[Entries with figure data]
+++

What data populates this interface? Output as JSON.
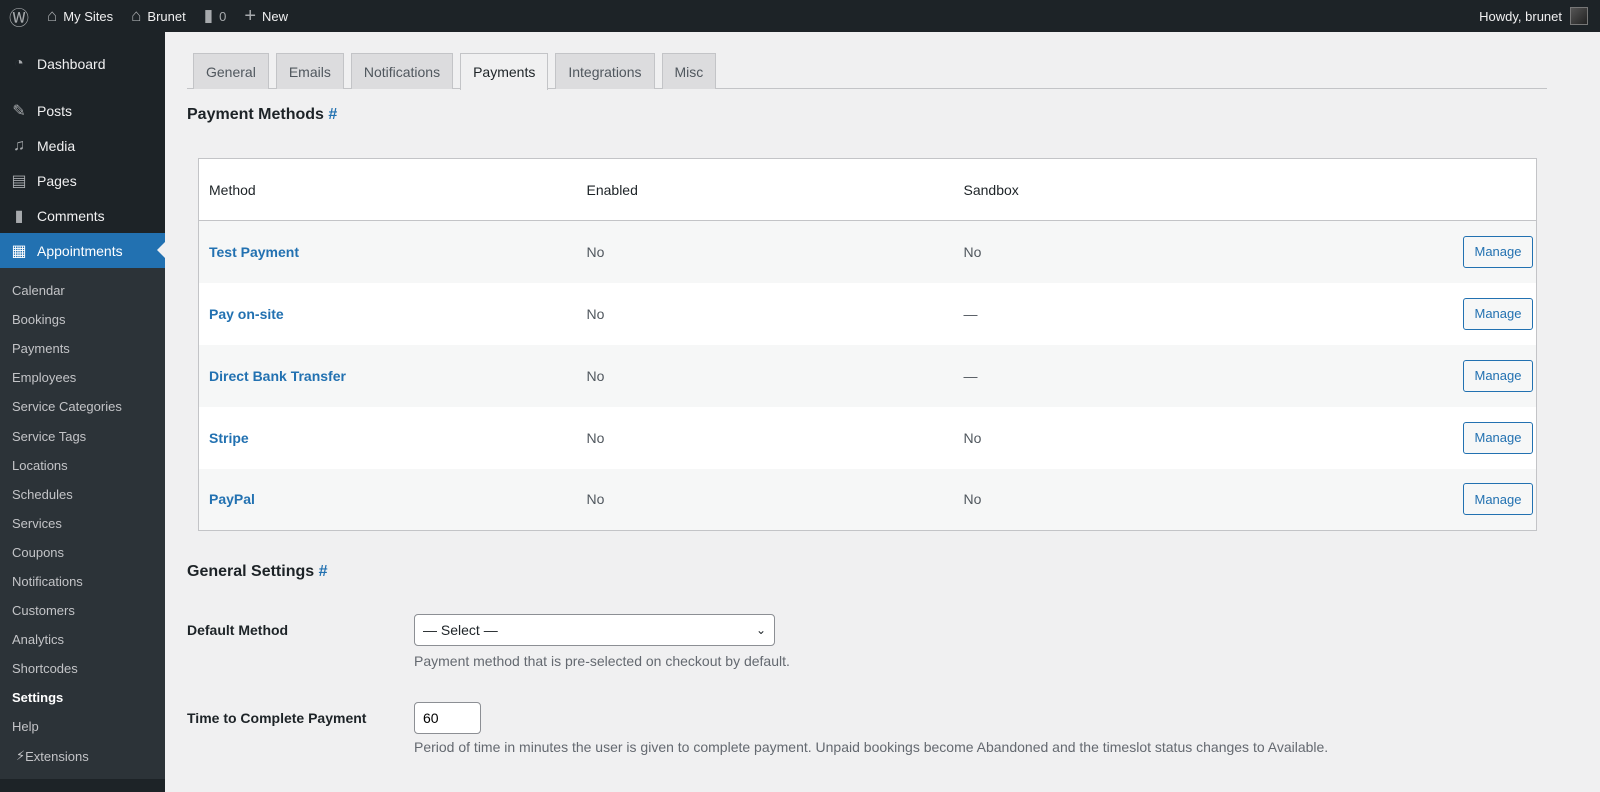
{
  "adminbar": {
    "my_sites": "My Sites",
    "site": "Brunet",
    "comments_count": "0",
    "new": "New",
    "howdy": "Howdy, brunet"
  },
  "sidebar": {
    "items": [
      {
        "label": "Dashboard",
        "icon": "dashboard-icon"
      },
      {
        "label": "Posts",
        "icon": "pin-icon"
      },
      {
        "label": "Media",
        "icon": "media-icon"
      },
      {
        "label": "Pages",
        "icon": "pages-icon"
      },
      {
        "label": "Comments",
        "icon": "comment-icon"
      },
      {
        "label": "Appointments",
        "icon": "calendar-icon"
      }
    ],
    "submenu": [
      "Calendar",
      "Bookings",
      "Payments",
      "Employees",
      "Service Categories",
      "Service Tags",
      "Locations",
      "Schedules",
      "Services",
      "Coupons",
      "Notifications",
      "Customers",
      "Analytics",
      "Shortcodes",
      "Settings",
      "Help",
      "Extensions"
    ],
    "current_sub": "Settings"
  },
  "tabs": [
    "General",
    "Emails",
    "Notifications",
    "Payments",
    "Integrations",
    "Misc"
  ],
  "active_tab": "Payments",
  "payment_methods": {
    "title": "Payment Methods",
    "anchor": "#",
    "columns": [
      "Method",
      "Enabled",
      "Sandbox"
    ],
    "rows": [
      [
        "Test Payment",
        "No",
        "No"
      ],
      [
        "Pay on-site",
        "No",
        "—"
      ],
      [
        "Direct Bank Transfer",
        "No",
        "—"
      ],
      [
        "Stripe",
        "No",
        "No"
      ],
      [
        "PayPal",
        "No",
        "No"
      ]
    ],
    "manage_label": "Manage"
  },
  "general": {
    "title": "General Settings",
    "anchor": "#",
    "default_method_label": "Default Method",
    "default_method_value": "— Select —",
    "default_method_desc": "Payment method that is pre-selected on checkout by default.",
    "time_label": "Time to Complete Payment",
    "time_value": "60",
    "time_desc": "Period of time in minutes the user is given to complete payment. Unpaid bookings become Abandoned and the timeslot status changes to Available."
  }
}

+++

In the records above, find the lines containing "Payments" and copy them.

      "Payments",
    "Payments",
  "active_tab": "Payments",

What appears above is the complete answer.